» Material supplied:
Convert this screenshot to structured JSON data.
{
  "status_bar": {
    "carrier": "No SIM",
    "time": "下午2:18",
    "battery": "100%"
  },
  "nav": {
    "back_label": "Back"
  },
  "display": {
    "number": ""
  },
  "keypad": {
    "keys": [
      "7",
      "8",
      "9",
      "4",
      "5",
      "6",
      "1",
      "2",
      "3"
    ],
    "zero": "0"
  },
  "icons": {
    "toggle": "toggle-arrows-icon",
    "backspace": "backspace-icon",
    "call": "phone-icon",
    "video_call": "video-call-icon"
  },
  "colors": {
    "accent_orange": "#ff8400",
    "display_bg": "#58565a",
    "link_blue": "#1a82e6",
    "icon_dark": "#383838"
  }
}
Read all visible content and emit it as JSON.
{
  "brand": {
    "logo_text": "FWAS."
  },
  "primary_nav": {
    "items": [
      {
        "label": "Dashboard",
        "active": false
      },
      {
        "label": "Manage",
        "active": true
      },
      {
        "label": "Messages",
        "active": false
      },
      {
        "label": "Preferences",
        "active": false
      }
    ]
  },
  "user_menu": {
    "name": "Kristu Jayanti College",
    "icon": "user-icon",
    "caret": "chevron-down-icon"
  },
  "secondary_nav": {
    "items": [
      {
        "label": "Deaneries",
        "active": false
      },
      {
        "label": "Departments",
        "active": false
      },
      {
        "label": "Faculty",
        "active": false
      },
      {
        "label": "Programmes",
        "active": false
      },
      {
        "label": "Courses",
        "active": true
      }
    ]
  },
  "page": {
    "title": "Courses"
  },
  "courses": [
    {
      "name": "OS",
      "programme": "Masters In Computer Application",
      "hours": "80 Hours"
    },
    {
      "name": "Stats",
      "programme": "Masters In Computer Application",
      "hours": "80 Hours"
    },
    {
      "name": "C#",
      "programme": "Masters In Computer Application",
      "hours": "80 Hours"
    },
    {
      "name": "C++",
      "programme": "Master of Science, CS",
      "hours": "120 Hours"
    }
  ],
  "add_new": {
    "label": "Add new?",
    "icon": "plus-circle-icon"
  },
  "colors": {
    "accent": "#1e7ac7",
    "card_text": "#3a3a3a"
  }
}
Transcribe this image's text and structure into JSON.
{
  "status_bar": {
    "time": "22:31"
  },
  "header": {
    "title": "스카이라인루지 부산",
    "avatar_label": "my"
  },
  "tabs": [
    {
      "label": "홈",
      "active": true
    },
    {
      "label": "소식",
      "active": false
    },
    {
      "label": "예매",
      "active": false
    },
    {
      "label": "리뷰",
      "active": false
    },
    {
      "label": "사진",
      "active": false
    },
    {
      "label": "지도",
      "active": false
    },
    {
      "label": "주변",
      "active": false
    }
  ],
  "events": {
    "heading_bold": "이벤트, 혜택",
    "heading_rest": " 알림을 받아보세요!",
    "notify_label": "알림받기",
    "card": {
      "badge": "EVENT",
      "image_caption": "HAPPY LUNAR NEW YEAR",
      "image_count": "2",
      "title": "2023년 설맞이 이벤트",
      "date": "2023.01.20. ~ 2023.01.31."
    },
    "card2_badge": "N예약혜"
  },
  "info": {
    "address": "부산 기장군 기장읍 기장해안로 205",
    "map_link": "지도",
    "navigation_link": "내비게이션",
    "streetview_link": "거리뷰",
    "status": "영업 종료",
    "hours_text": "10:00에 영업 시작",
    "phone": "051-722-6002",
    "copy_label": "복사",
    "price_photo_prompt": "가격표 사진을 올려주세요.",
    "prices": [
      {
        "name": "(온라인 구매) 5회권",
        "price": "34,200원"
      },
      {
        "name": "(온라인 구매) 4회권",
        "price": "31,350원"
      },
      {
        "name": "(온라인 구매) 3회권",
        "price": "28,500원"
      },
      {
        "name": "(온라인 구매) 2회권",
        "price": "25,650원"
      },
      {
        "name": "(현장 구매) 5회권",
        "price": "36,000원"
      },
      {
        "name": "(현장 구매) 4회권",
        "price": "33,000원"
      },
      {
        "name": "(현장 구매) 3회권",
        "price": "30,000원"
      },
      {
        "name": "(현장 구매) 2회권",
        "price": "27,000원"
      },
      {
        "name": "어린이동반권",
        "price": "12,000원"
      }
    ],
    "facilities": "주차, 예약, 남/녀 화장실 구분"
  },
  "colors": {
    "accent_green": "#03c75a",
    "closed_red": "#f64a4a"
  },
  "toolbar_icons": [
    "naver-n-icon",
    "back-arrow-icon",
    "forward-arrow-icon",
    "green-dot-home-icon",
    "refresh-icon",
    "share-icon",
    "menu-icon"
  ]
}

» What you should do:
Transcribe every line of the data, exactly as it stands.

» The response:
Convert this screenshot to structured JSON data.
{
  "status_bar": {
    "carrier": "No SIM",
    "time": "下午2:18",
    "battery": "100%"
  },
  "nav": {
    "back_label": "Back"
  },
  "display": {
    "number": ""
  },
  "keypad": {
    "keys": [
      "7",
      "8",
      "9",
      "4",
      "5",
      "6",
      "1",
      "2",
      "3"
    ],
    "zero": "0"
  },
  "icons": {
    "toggle": "toggle-arrows-icon",
    "backspace": "backspace-icon",
    "call": "phone-icon",
    "video_call": "video-call-icon"
  },
  "colors": {
    "accent_orange": "#ff8400",
    "display_bg": "#58565a",
    "link_blue": "#1a82e6",
    "icon_dark": "#383838"
  }
}
Read all visible content and emit it as JSON.
{
  "brand": {
    "logo_text": "FWAS."
  },
  "primary_nav": {
    "items": [
      {
        "label": "Dashboard",
        "active": false
      },
      {
        "label": "Manage",
        "active": true
      },
      {
        "label": "Messages",
        "active": false
      },
      {
        "label": "Preferences",
        "active": false
      }
    ]
  },
  "user_menu": {
    "name": "Kristu Jayanti College",
    "icon": "user-icon",
    "caret": "chevron-down-icon"
  },
  "secondary_nav": {
    "items": [
      {
        "label": "Deaneries",
        "active": false
      },
      {
        "label": "Departments",
        "active": false
      },
      {
        "label": "Faculty",
        "active": false
      },
      {
        "label": "Programmes",
        "active": false
      },
      {
        "label": "Courses",
        "active": true
      }
    ]
  },
  "page": {
    "title": "Courses"
  },
  "courses": [
    {
      "name": "OS",
      "programme": "Masters In Computer Application",
      "hours": "80 Hours"
    },
    {
      "name": "Stats",
      "programme": "Masters In Computer Application",
      "hours": "80 Hours"
    },
    {
      "name": "C#",
      "programme": "Masters In Computer Application",
      "hours": "80 Hours"
    },
    {
      "name": "C++",
      "programme": "Master of Science, CS",
      "hours": "120 Hours"
    }
  ],
  "add_new": {
    "label": "Add new?",
    "icon": "plus-circle-icon"
  },
  "colors": {
    "accent": "#1e7ac7",
    "card_text": "#3a3a3a"
  }
}
Transcribe this image's text and structure into JSON.
{
  "status_bar": {
    "time": "22:31"
  },
  "header": {
    "title": "스카이라인루지 부산",
    "avatar_label": "my"
  },
  "tabs": [
    {
      "label": "홈",
      "active": true
    },
    {
      "label": "소식",
      "active": false
    },
    {
      "label": "예매",
      "active": false
    },
    {
      "label": "리뷰",
      "active": false
    },
    {
      "label": "사진",
      "active": false
    },
    {
      "label": "지도",
      "active": false
    },
    {
      "label": "주변",
      "active": false
    }
  ],
  "events": {
    "heading_bold": "이벤트, 혜택",
    "heading_rest": " 알림을 받아보세요!",
    "notify_label": "알림받기",
    "card": {
      "badge": "EVENT",
      "image_caption": "HAPPY LUNAR NEW YEAR",
      "image_count": "2",
      "title": "2023년 설맞이 이벤트",
      "date": "2023.01.20. ~ 2023.01.31."
    },
    "card2_badge": "N예약혜"
  },
  "info": {
    "address": "부산 기장군 기장읍 기장해안로 205",
    "map_link": "지도",
    "navigation_link": "내비게이션",
    "streetview_link": "거리뷰",
    "status": "영업 종료",
    "hours_text": "10:00에 영업 시작",
    "phone": "051-722-6002",
    "copy_label": "복사",
    "price_photo_prompt": "가격표 사진을 올려주세요.",
    "prices": [
      {
        "name": "(온라인 구매) 5회권",
        "price": "34,200원"
      },
      {
        "name": "(온라인 구매) 4회권",
        "price": "31,350원"
      },
      {
        "name": "(온라인 구매) 3회권",
        "price": "28,500원"
      },
      {
        "name": "(온라인 구매) 2회권",
        "price": "25,650원"
      },
      {
        "name": "(현장 구매) 5회권",
        "price": "36,000원"
      },
      {
        "name": "(현장 구매) 4회권",
        "price": "33,000원"
      },
      {
        "name": "(현장 구매) 3회권",
        "price": "30,000원"
      },
      {
        "name": "(현장 구매) 2회권",
        "price": "27,000원"
      },
      {
        "name": "어린이동반권",
        "price": "12,000원"
      }
    ],
    "facilities": "주차, 예약, 남/녀 화장실 구분"
  },
  "colors": {
    "accent_green": "#03c75a",
    "closed_red": "#f64a4a"
  },
  "toolbar_icons": [
    "naver-n-icon",
    "back-arrow-icon",
    "forward-arrow-icon",
    "green-dot-home-icon",
    "refresh-icon",
    "share-icon",
    "menu-icon"
  ]
}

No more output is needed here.